(REQUIREMENTS) Every record must be repeated exactly, with no omission.

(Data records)
──────
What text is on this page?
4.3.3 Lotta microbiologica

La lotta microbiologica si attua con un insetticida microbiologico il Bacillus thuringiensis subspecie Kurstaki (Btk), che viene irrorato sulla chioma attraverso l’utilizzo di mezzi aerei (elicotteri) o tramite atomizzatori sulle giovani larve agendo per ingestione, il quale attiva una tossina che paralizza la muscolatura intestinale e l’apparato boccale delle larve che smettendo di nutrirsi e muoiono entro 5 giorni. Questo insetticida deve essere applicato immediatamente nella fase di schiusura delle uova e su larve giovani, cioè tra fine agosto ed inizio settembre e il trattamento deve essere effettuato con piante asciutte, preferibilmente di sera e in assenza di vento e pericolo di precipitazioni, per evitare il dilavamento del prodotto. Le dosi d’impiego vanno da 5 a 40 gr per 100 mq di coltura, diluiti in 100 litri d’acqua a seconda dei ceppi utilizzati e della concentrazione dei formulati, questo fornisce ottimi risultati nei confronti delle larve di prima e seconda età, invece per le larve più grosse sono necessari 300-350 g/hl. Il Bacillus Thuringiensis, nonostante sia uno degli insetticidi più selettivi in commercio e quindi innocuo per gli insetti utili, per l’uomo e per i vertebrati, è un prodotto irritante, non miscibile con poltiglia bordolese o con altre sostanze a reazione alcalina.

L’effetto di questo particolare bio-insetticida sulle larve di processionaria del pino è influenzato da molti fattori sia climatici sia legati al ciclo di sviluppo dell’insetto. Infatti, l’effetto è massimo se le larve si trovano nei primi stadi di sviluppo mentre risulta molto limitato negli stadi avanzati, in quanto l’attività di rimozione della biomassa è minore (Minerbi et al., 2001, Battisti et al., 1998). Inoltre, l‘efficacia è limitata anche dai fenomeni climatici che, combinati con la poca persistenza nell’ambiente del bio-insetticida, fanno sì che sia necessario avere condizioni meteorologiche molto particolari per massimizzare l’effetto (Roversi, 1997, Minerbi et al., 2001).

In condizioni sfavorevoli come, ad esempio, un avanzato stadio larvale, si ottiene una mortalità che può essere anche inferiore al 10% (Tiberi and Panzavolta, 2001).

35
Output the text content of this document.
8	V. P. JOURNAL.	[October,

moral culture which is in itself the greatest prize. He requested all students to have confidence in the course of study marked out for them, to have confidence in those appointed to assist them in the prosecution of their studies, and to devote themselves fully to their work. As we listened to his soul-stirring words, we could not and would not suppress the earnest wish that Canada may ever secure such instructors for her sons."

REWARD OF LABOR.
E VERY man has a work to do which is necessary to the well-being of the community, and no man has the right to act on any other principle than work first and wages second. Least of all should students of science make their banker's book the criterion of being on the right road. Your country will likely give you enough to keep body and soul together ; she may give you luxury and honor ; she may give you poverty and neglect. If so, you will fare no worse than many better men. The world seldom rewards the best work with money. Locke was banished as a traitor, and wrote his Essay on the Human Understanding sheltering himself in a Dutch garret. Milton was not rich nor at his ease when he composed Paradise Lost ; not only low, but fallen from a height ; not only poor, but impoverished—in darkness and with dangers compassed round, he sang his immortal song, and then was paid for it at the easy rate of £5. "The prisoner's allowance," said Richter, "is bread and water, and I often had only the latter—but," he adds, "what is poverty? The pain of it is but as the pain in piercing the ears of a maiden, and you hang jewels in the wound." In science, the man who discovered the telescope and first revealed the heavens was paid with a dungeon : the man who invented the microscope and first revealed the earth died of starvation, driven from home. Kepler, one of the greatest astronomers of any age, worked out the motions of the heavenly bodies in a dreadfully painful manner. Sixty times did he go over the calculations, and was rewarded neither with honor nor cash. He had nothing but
──────
(SOLUTION FOR THIS PROBLEM)
What text is on this page?
4.3.3 Lotta microbiologica

La lotta microbiologica si attua con un insetticida microbiologico il Bacillus thuringiensis subspecie Kurstaki (Btk), che viene irrorato sulla chioma attraverso l’utilizzo di mezzi aerei (elicotteri) o tramite atomizzatori sulle giovani larve agendo per ingestione, il quale attiva una tossina che paralizza la muscolatura intestinale e l’apparato boccale delle larve che smettendo di nutrirsi e muoiono entro 5 giorni. Questo insetticida deve essere applicato immediatamente nella fase di schiusura delle uova e su larve giovani, cioè tra fine agosto ed inizio settembre e il trattamento deve essere effettuato con piante asciutte, preferibilmente di sera e in assenza di vento e pericolo di precipitazioni, per evitare il dilavamento del prodotto. Le dosi d’impiego vanno da 5 a 40 gr per 100 mq di coltura, diluiti in 100 litri d’acqua a seconda dei ceppi utilizzati e della concentrazione dei formulati, questo fornisce ottimi risultati nei confronti delle larve di prima e seconda età, invece per le larve più grosse sono necessari 300-350 g/hl. Il Bacillus Thuringiensis, nonostante sia uno degli insetticidi più selettivi in commercio e quindi innocuo per gli insetti utili, per l’uomo e per i vertebrati, è un prodotto irritante, non miscibile con poltiglia bordolese o con altre sostanze a reazione alcalina.

L’effetto di questo particolare bio-insetticida sulle larve di processionaria del pino è influenzato da molti fattori sia climatici sia legati al ciclo di sviluppo dell’insetto. Infatti, l’effetto è massimo se le larve si trovano nei primi stadi di sviluppo mentre risulta molto limitato negli stadi avanzati, in quanto l’attività di rimozione della biomassa è minore (Minerbi et al., 2001, Battisti et al., 1998). Inoltre, l‘efficacia è limitata anche dai fenomeni climatici che, combinati con la poca persistenza nell’ambiente del bio-insetticida, fanno sì che sia necessario avere condizioni meteorologiche molto particolari per massimizzare l’effetto (Roversi, 1997, Minerbi et al., 2001).

In condizioni sfavorevoli come, ad esempio, un avanzato stadio larvale, si ottiene una mortalità che può essere anche inferiore al 10% (Tiberi and Panzavolta, 2001).

35
Output the text content of this document.
8	V. P. JOURNAL.	[October,

moral culture which is in itself the greatest prize. He requested all students to have confidence in the course of study marked out for them, to have confidence in those appointed to assist them in the prosecution of their studies, and to devote themselves fully to their work. As we listened to his soul-stirring words, we could not and would not suppress the earnest wish that Canada may ever secure such instructors for her sons."

REWARD OF LABOR.
E VERY man has a work to do which is necessary to the well-being of the community, and no man has the right to act on any other principle than work first and wages second. Least of all should students of science make their banker's book the criterion of being on the right road. Your country will likely give you enough to keep body and soul together ; she may give you luxury and honor ; she may give you poverty and neglect. If so, you will fare no worse than many better men. The world seldom rewards the best work with money. Locke was banished as a traitor, and wrote his Essay on the Human Understanding sheltering himself in a Dutch garret. Milton was not rich nor at his ease when he composed Paradise Lost ; not only low, but fallen from a height ; not only poor, but impoverished—in darkness and with dangers compassed round, he sang his immortal song, and then was paid for it at the easy rate of £5. "The prisoner's allowance," said Richter, "is bread and water, and I often had only the latter—but," he adds, "what is poverty? The pain of it is but as the pain in piercing the ears of a maiden, and you hang jewels in the wound." In science, the man who discovered the telescope and first revealed the heavens was paid with a dungeon : the man who invented the microscope and first revealed the earth died of starvation, driven from home. Kepler, one of the greatest astronomers of any age, worked out the motions of the heavenly bodies in a dreadfully painful manner. Sixty times did he go over the calculations, and was rewarded neither with honor nor cash. He had nothing but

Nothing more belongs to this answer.